### Textausschnitt
▼

Aktuelles

Richard Wagners Der Ring des Nibelungen

Mit seiner Comic-Adaption von „Der Ring des Nibelungen“ wagt sich der preisgekrönte Comic-Künstler P. Craig Russell an ein monumentales Werk: Richard Wagners vierteiligen Opernzyklus. Die Graphic Novel, im englischen Original erstmals 2001 erschienen und in deutscher Übersetzung vom Verlag Cross Cult veröffentlicht, überträgt das musikalische Epos ins moderne Medium der Bildergeschichte – und bietet damit eine neue Perspektive auf eines der bedeutendsten Werke der Musik- und Sagengeschichte.

von Simon Ofenloch

Richard Wagners sogenannter „Der Ring-Zyklus“ basiert lose auf der Nibelungensage und nordischer Mythologie. Im Zentrum steht ein mächtiger Ring, geschmiedet aus Gold, der seinem Träger unermessliche Macht verleiht – aber auch unweigerlich Verderben bringt. Der Zyklus folgt den Schicksalen von Göttern und Menschen, Riesen und Zwergen, Helden und Monstern, erzählt von Wotan, dem Göttervater, den Zwillingen Siegmund und Sieglinde, bis hin zu Siegfried und Brünnhilde, neben Alberich, Hagen, den Walküren und dem Drachen. Liebe, Verrat, Machtgier und Untergang durchziehen die vier Teile – „Das Rheingold“, „Die Walküre“, „Siegfried“ und „Götterdämmerung“ – bis zur finalen Katastrophe, zum Untergang, zum Ende der Weltordnung.

Dem US-amerikanischen Comic-Künstler Philip Craig Russell gelingt in seiner Adaption Bewundernswertes: Er verdichtet Wagners umfangreiche Tetralogie auf beinahe 450 Comic-Seiten, ohne dabei die erzählerische Tiefe zu schmälern. Dabei folgt er dem Libretto erstaunlich eng, mit Streichungen dort, wo Redundanzen vermieden werden können, und Umplatzierungen, wenn sie das Verständnis erleichtern. Besonders auffällig ist die visuelle Umsetzung der musikalischen Leitmotive: Ob das Schwert „Nothung“, der Fluch des Rings oder Brünnhildes Feuerring – Russell findet für jedes Thema eine passende Bildentsprechung und -sprache.

▲

### Vorliegende Daten
▼

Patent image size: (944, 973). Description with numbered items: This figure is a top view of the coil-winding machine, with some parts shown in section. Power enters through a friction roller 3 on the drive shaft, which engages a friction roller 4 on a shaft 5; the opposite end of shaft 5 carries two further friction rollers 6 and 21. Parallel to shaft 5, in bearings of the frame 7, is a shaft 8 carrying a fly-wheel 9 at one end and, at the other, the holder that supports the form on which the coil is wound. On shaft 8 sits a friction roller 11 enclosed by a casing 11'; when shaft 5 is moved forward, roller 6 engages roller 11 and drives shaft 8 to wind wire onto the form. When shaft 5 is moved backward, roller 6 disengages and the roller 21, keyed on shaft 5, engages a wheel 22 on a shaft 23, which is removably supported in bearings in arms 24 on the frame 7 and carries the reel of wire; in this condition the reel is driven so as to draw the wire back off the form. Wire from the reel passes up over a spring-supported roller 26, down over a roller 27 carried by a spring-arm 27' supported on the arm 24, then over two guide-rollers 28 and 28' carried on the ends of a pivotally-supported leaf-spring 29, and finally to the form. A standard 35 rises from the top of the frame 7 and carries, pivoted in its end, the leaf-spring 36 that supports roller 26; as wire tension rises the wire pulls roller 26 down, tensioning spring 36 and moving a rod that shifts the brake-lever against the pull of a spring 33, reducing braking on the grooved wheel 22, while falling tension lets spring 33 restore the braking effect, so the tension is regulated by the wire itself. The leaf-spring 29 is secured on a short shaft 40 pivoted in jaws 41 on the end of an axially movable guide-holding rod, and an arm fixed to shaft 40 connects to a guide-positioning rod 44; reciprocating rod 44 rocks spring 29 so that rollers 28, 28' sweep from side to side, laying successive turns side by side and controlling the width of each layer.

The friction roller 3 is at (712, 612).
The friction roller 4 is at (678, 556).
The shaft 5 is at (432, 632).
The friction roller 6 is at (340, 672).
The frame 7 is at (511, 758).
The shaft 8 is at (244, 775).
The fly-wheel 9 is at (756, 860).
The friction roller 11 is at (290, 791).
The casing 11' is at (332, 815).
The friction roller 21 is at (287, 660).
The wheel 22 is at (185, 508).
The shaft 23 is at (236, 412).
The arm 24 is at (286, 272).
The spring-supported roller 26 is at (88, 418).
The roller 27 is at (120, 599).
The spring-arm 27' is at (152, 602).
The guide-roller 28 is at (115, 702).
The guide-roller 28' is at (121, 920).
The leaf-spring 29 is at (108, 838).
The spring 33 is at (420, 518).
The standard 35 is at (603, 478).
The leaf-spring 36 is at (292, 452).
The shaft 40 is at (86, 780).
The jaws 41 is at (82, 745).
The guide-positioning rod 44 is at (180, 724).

▲
▼

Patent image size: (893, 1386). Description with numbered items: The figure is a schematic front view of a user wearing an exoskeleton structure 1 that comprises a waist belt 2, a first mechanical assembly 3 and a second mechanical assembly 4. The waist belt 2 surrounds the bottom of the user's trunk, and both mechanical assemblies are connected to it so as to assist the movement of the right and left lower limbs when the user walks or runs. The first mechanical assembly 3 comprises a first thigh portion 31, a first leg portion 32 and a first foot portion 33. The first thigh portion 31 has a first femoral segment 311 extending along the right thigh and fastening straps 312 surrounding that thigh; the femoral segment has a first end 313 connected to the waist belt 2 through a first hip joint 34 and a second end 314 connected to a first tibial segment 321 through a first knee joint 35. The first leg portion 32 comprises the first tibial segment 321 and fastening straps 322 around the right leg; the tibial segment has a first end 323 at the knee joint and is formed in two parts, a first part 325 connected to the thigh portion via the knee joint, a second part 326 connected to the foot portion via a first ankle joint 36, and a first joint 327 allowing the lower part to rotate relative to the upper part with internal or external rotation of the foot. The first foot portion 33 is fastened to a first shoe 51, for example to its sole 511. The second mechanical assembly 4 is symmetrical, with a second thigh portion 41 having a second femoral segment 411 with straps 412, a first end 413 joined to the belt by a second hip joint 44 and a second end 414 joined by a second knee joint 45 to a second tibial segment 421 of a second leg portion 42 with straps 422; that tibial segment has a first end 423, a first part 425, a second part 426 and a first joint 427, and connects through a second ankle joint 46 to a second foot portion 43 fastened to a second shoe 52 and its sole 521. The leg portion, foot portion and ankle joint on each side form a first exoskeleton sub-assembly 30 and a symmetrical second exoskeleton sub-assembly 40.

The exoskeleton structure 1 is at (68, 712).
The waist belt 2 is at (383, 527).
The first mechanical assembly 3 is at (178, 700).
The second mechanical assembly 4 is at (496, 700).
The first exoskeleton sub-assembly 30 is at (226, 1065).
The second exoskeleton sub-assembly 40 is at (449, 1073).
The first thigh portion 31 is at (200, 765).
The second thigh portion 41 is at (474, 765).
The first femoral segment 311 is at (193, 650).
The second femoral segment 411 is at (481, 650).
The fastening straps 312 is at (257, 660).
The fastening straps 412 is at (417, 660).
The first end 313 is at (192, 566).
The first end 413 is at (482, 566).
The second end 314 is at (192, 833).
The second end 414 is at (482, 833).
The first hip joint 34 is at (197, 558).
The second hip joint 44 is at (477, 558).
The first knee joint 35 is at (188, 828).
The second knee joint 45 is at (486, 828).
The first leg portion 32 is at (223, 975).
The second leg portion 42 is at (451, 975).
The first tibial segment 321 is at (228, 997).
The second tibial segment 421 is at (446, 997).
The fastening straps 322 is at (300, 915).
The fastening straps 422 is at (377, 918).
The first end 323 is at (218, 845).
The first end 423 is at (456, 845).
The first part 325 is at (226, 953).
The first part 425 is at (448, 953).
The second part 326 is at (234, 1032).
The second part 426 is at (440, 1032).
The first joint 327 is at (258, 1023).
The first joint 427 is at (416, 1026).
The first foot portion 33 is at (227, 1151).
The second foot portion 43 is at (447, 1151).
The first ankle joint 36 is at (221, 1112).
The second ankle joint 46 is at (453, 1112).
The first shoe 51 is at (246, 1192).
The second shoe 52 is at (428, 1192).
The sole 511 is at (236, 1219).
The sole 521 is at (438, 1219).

▲

### Aufgabe
Schreib den Text über Russells Comic-Fassung von Wagners „Ring“ weiter, direkt im Anschluss an seinen letzten Satz.

### Ergebnis
Der Zeichenstil ist opulent, die Gestaltung der Bilder abwechslungsreich. Die Motive mit klaren Linien und ausdrucksstarken, intensiven Farbflächen erinnern stilistisch mal an Jugendstil, mal an klassische Superheldencomics. Dramatische Momente werden oft mit ganzseitigen Panels oder dynamischen Layouts, auch auf prächtigen Doppelseiten, inszeniert. Dabei wechseln sich ruhige, kontemplative Passagen mit theatralischen Höhepunkten ab – ganz im Geiste Richard Wagners.

Besonders gelungen ist die visuelle Charakterisierung der Figuren: Wotan erscheint imposant und altersweise, mit durchdringendem Blick, während Siegfried eher jugendlich-unbekümmert gezeichnet ist. Auch die mythologischen Orte – Walhall, der Walkürenfelsen, Alberichs Reich – sind atmosphärisch und symbolkräftig umgesetzt. Die deutsche Übersetzung ist gelungen: Sie trifft den Ton der zugrundeliegenden Vorlage, wirkt aber nie antiquiert oder sperrig.

Fazit: P. Craig Russell hat mit „Der Ring des Nibelungen“ eine Graphic Novel geschaffen, die sowohl Wagner-Enthusiasten, Mythen- und Fantasy-Interessierte als auch Comic-Fans begeistern kann. Die Adaption beeindruckt durch ihre visuelle Kraft, auch in der Farbgestaltung, Werktreue und narrativen Dichte. Als Gesamtkunstwerk aus Text und Bild auf eindrucksvollen 450 Seiten eine gelungene Inszenierung der besonderen Art. 

Richard Wagners Der Ring des Nibelungen
Comic
P. Craig Russell, Patrick Mason, Lovern Kindzierski
Cross Cult 2023
ISBN: 978-3-96658-943-7
448 S., Hardcover, deutsch
Preis: 49,99 EUR

bei amazon.de bestellen (Partnerlink)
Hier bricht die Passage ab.